§ Required task: Answer with one number only: the number of lines that include the word "icon".

A run of records:
--- Begin ---

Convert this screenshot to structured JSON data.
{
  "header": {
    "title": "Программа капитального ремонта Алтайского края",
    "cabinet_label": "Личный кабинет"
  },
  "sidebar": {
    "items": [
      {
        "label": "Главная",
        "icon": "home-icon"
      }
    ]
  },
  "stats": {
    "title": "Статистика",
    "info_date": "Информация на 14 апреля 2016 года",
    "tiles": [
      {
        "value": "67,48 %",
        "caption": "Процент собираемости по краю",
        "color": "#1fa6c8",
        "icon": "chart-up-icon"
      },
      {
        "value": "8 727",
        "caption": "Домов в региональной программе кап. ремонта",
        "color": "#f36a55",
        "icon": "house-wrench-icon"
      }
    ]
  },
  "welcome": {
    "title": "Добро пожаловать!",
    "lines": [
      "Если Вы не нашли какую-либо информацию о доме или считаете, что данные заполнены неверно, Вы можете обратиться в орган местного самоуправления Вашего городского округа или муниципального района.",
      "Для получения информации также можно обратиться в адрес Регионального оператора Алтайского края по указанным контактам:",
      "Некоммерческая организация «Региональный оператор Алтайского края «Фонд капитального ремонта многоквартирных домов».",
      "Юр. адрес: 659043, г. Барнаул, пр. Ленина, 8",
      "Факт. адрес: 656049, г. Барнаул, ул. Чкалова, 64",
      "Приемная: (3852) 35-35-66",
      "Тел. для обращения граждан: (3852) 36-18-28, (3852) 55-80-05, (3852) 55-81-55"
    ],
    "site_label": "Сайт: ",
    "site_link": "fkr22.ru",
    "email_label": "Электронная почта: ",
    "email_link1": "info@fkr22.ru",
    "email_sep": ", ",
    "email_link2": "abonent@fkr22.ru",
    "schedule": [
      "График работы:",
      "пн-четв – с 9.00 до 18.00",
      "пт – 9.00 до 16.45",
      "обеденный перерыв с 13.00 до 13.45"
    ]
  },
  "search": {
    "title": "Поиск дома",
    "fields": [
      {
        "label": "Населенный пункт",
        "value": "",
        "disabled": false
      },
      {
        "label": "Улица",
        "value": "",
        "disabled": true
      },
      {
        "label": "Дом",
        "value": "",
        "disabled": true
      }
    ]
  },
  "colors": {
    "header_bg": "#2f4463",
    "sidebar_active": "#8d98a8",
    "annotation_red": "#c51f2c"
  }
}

--- End ---

§ Problem solution: 3